Challenge
Find how many lines hold the word "Nina" and give that number only.

[Stored data]
— start —

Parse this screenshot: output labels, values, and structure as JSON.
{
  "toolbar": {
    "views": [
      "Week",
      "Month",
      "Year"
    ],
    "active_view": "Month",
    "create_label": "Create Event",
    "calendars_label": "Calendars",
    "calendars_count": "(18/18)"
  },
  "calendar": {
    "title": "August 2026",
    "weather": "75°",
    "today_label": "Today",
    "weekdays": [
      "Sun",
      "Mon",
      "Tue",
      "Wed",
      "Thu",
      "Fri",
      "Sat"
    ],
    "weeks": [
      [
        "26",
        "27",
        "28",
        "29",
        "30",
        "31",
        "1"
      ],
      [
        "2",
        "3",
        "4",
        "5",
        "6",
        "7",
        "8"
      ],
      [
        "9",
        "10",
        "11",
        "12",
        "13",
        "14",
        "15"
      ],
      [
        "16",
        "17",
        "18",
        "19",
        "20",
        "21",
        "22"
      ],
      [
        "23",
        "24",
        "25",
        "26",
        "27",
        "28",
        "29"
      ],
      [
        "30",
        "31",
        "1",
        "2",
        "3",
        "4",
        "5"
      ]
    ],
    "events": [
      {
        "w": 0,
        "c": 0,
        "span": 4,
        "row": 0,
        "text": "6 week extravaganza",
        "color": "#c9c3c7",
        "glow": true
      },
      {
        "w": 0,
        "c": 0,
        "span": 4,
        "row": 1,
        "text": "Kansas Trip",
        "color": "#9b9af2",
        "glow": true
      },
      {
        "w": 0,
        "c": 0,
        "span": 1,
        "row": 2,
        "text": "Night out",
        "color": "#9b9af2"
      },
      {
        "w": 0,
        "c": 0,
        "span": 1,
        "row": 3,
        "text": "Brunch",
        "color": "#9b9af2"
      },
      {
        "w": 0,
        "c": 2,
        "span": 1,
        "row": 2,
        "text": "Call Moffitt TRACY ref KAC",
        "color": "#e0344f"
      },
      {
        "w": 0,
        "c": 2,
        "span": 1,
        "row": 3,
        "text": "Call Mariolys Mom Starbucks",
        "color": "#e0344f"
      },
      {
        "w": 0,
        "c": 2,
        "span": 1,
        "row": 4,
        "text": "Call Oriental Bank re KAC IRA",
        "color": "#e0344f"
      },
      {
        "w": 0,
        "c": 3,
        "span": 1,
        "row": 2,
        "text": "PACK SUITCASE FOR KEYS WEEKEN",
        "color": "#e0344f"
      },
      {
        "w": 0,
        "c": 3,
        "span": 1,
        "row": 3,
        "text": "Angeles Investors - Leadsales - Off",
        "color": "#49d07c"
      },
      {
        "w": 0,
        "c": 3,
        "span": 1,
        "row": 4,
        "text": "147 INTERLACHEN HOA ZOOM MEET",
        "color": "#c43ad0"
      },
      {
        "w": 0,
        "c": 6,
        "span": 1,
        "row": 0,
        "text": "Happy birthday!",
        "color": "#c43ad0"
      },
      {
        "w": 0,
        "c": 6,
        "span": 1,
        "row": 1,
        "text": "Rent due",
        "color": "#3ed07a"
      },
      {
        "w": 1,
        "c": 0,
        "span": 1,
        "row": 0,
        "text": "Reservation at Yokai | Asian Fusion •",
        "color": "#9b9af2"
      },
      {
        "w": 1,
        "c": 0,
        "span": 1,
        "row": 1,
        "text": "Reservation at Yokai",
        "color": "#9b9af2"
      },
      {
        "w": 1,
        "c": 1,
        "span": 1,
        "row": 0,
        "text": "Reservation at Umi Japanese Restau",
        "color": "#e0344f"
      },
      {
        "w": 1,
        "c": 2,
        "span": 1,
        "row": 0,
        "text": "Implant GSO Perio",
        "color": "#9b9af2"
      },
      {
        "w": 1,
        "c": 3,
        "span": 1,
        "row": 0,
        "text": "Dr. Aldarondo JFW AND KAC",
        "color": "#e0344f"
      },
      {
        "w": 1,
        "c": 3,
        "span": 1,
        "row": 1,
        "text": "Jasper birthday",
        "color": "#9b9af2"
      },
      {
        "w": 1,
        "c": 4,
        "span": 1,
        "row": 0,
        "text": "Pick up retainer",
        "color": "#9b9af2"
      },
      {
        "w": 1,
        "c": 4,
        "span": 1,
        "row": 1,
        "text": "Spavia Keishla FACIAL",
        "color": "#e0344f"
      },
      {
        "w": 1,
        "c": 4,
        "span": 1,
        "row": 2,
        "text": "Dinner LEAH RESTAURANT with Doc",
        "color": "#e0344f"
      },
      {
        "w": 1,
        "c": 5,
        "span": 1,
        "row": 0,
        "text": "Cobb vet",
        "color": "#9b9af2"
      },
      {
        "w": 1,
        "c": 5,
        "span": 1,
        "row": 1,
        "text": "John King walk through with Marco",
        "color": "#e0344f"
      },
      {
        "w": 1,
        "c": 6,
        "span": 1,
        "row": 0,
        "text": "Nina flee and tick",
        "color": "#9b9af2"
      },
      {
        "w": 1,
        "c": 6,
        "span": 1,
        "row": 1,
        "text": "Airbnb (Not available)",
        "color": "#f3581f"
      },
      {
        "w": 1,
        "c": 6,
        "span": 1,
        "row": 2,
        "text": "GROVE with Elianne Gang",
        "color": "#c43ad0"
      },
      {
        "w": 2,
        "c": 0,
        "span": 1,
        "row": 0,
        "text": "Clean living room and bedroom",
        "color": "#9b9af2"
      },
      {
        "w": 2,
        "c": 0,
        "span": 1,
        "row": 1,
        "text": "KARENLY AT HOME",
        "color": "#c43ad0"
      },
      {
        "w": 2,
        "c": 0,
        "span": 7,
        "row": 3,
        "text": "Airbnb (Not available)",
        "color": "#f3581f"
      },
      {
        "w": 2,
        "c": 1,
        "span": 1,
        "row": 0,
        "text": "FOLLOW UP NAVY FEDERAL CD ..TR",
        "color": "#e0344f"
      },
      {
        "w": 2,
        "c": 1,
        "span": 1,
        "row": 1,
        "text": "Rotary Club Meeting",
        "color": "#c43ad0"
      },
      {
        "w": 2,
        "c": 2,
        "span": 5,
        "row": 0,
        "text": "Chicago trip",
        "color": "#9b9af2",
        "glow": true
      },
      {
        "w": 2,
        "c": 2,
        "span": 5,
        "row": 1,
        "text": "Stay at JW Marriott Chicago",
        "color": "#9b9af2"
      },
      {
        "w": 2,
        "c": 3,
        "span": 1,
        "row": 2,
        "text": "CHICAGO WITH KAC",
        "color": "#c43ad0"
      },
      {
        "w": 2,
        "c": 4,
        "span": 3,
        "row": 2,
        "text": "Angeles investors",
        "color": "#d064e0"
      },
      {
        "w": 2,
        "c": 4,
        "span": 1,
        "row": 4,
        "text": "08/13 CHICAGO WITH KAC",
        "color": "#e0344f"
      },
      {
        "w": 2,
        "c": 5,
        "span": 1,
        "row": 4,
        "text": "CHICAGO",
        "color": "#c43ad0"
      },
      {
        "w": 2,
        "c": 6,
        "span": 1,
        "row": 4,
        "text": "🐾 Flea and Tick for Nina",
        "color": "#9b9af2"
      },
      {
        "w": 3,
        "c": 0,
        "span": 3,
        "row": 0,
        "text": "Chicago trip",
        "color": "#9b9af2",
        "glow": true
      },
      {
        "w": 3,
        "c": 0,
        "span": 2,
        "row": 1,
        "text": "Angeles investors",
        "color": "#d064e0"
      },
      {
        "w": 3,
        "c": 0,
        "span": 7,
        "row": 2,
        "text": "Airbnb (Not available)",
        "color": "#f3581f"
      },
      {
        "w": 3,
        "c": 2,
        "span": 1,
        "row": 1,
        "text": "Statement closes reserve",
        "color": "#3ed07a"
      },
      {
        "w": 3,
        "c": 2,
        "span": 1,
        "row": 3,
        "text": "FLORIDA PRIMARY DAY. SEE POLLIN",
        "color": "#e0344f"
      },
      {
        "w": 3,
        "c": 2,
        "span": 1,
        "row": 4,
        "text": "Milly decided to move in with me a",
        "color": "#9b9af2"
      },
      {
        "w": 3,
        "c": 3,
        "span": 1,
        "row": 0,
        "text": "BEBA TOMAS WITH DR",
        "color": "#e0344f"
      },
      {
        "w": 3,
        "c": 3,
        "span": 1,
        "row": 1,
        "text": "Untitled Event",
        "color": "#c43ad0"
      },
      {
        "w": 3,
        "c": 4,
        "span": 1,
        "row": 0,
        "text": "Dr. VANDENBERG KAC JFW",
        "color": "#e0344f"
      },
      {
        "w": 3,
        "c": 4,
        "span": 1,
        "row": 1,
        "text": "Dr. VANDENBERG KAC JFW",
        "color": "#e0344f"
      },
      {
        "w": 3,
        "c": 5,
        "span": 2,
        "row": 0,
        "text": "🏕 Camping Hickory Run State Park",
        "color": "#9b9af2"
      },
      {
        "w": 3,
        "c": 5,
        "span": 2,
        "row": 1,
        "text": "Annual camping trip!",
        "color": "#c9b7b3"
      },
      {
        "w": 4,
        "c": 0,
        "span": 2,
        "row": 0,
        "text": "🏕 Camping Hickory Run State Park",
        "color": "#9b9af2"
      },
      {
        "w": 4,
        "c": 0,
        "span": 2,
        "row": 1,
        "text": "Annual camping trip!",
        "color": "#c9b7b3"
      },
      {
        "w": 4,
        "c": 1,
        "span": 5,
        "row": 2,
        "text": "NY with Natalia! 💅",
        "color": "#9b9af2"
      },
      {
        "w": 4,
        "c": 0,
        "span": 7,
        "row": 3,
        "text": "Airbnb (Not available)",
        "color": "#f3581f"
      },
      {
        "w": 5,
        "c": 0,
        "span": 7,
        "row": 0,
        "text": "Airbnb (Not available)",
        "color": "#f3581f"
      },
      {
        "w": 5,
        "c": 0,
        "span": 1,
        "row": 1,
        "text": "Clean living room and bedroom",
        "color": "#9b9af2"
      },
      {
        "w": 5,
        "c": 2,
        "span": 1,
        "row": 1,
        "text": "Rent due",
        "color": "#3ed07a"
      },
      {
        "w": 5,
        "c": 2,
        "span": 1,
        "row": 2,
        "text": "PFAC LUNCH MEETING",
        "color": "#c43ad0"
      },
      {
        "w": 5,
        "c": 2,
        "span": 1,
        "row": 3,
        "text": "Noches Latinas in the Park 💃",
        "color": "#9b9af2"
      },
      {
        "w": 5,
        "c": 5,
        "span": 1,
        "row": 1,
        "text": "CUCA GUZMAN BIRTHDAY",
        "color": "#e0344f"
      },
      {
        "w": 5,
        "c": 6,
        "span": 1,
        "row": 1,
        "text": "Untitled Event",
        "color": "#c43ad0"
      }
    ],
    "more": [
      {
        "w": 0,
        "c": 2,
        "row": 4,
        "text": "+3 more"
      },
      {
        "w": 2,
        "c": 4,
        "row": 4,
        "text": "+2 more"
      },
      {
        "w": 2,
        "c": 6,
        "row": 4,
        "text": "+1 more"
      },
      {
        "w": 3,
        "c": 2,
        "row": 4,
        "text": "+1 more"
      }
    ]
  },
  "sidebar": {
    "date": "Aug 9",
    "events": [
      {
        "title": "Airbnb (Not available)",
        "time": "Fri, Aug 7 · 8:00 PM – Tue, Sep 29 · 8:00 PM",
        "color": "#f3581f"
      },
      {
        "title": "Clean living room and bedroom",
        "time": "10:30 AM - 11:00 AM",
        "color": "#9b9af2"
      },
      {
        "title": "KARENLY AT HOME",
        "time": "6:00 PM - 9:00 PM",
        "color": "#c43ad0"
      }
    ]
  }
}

— end —

Written response
2